**SHORT EXERCISE:** Repeat the data that follows, word for word, without the images.

# start of MATERIAL

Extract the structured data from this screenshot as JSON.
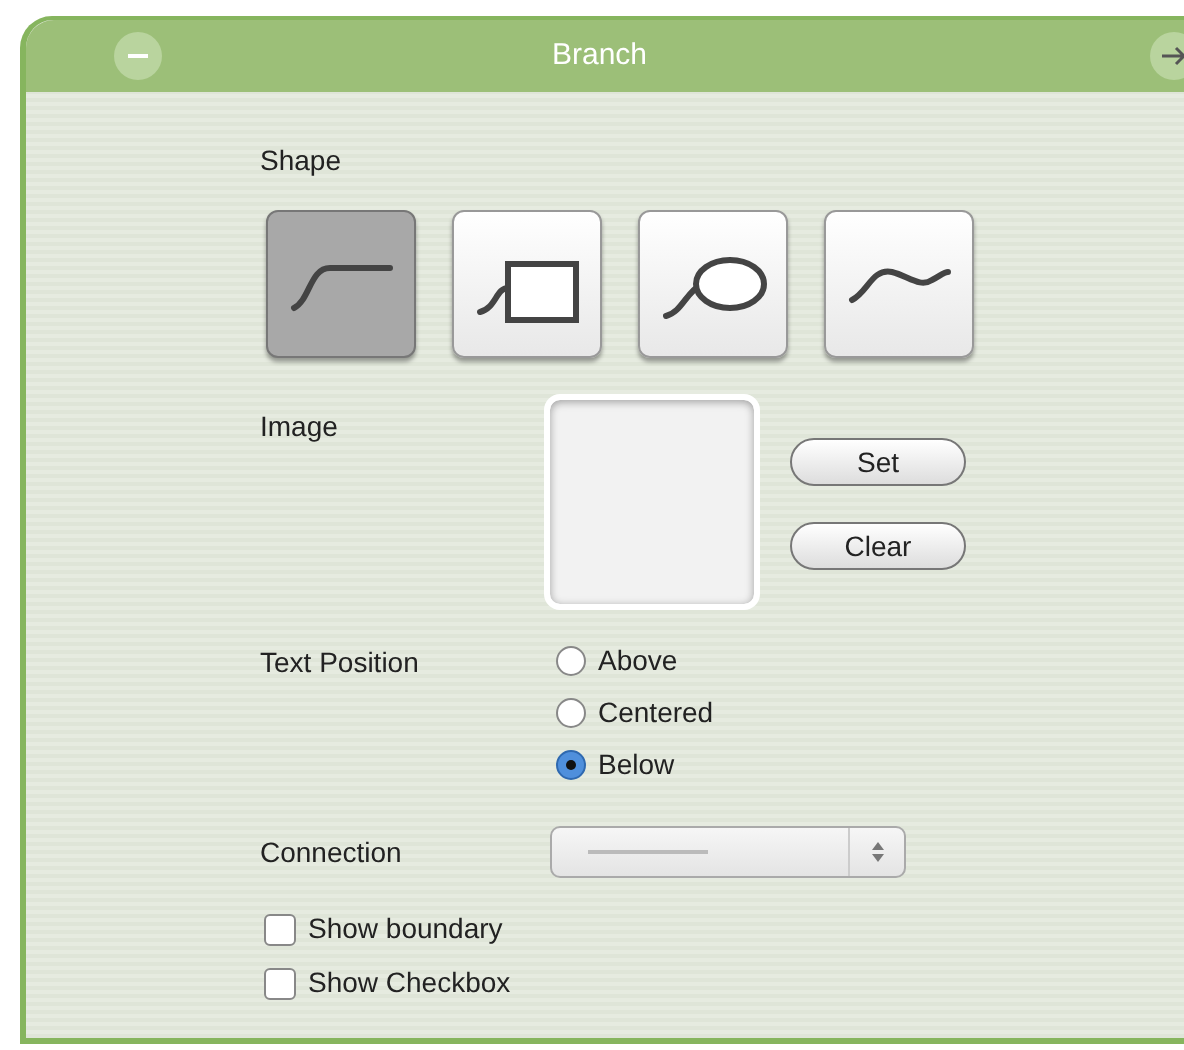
{
  "window": {
    "title": "Branch"
  },
  "shape": {
    "label": "Shape",
    "options": [
      {
        "kind": "line",
        "selected": true
      },
      {
        "kind": "rectangle",
        "selected": false
      },
      {
        "kind": "ellipse",
        "selected": false
      },
      {
        "kind": "wave",
        "selected": false
      }
    ]
  },
  "image": {
    "label": "Image",
    "buttons": [
      "Set",
      "Clear"
    ]
  },
  "text_position": {
    "label": "Text Position",
    "options": [
      {
        "label": "Above",
        "selected": false
      },
      {
        "label": "Centered",
        "selected": false
      },
      {
        "label": "Below",
        "selected": true
      }
    ]
  },
  "connection": {
    "label": "Connection"
  },
  "checkboxes": [
    {
      "label": "Show boundary",
      "checked": false
    },
    {
      "label": "Show Checkbox",
      "checked": false
    }
  ]
}
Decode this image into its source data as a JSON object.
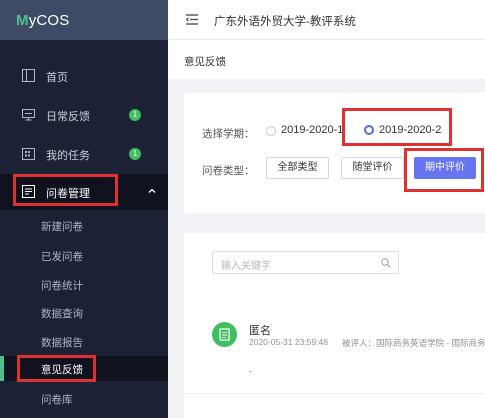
{
  "app": {
    "logo": "MyCOS",
    "logo_first": "M",
    "logo_rest": "yCOS",
    "title": "广东外语外贸大学-教评系统"
  },
  "sidebar": {
    "items": [
      {
        "label": "首页",
        "icon": "layout-icon"
      },
      {
        "label": "日常反馈",
        "icon": "monitor-icon",
        "badge": "1"
      },
      {
        "label": "我的任务",
        "icon": "calendar-icon",
        "badge": "1"
      },
      {
        "label": "问卷管理",
        "icon": "survey-icon",
        "expanded": true
      }
    ],
    "sub_items": [
      {
        "label": "新建问卷"
      },
      {
        "label": "已发问卷"
      },
      {
        "label": "问卷统计"
      },
      {
        "label": "数据查询"
      },
      {
        "label": "数据报告"
      },
      {
        "label": "意见反馈",
        "active": true
      },
      {
        "label": "问卷库"
      }
    ]
  },
  "breadcrumb": "意见反馈",
  "filters": {
    "term_label": "选择学期：",
    "terms": [
      {
        "label": "2019-2020-1",
        "checked": false
      },
      {
        "label": "2019-2020-2",
        "checked": true
      }
    ],
    "type_label": "问卷类型：",
    "types": [
      {
        "label": "全部类型",
        "selected": false
      },
      {
        "label": "随堂评价",
        "selected": false
      },
      {
        "label": "期中评价",
        "selected": true
      }
    ]
  },
  "search": {
    "placeholder": "输入关键字"
  },
  "feedback": [
    {
      "name": "匿名",
      "timestamp": "2020-05-31 23:59:48",
      "evaluator": "被评人：国际商务英语学院 - 国际商务英",
      "content": "."
    }
  ],
  "colors": {
    "sidebar_bg": "#1c2136",
    "accent_green": "#4fc08d",
    "primary": "#6674f0",
    "annotation_red": "#e0302f"
  }
}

# end of MATERIAL

**COMPLETE RESPONSE:**
Extract the structured data from this screenshot as JSON.
{
  "window": {
    "title": "Branch"
  },
  "shape": {
    "label": "Shape",
    "options": [
      {
        "kind": "line",
        "selected": true
      },
      {
        "kind": "rectangle",
        "selected": false
      },
      {
        "kind": "ellipse",
        "selected": false
      },
      {
        "kind": "wave",
        "selected": false
      }
    ]
  },
  "image": {
    "label": "Image",
    "buttons": [
      "Set",
      "Clear"
    ]
  },
  "text_position": {
    "label": "Text Position",
    "options": [
      {
        "label": "Above",
        "selected": false
      },
      {
        "label": "Centered",
        "selected": false
      },
      {
        "label": "Below",
        "selected": true
      }
    ]
  },
  "connection": {
    "label": "Connection"
  },
  "checkboxes": [
    {
      "label": "Show boundary",
      "checked": false
    },
    {
      "label": "Show Checkbox",
      "checked": false
    }
  ]
}
Decode this image into its source data as a JSON object.
{
  "app": {
    "logo": "MyCOS",
    "logo_first": "M",
    "logo_rest": "yCOS",
    "title": "广东外语外贸大学-教评系统"
  },
  "sidebar": {
    "items": [
      {
        "label": "首页",
        "icon": "layout-icon"
      },
      {
        "label": "日常反馈",
        "icon": "monitor-icon",
        "badge": "1"
      },
      {
        "label": "我的任务",
        "icon": "calendar-icon",
        "badge": "1"
      },
      {
        "label": "问卷管理",
        "icon": "survey-icon",
        "expanded": true
      }
    ],
    "sub_items": [
      {
        "label": "新建问卷"
      },
      {
        "label": "已发问卷"
      },
      {
        "label": "问卷统计"
      },
      {
        "label": "数据查询"
      },
      {
        "label": "数据报告"
      },
      {
        "label": "意见反馈",
        "active": true
      },
      {
        "label": "问卷库"
      }
    ]
  },
  "breadcrumb": "意见反馈",
  "filters": {
    "term_label": "选择学期：",
    "terms": [
      {
        "label": "2019-2020-1",
        "checked": false
      },
      {
        "label": "2019-2020-2",
        "checked": true
      }
    ],
    "type_label": "问卷类型：",
    "types": [
      {
        "label": "全部类型",
        "selected": false
      },
      {
        "label": "随堂评价",
        "selected": false
      },
      {
        "label": "期中评价",
        "selected": true
      }
    ]
  },
  "search": {
    "placeholder": "输入关键字"
  },
  "feedback": [
    {
      "name": "匿名",
      "timestamp": "2020-05-31 23:59:48",
      "evaluator": "被评人：国际商务英语学院 - 国际商务英",
      "content": "."
    }
  ],
  "colors": {
    "sidebar_bg": "#1c2136",
    "accent_green": "#4fc08d",
    "primary": "#6674f0",
    "annotation_red": "#e0302f"
  }
}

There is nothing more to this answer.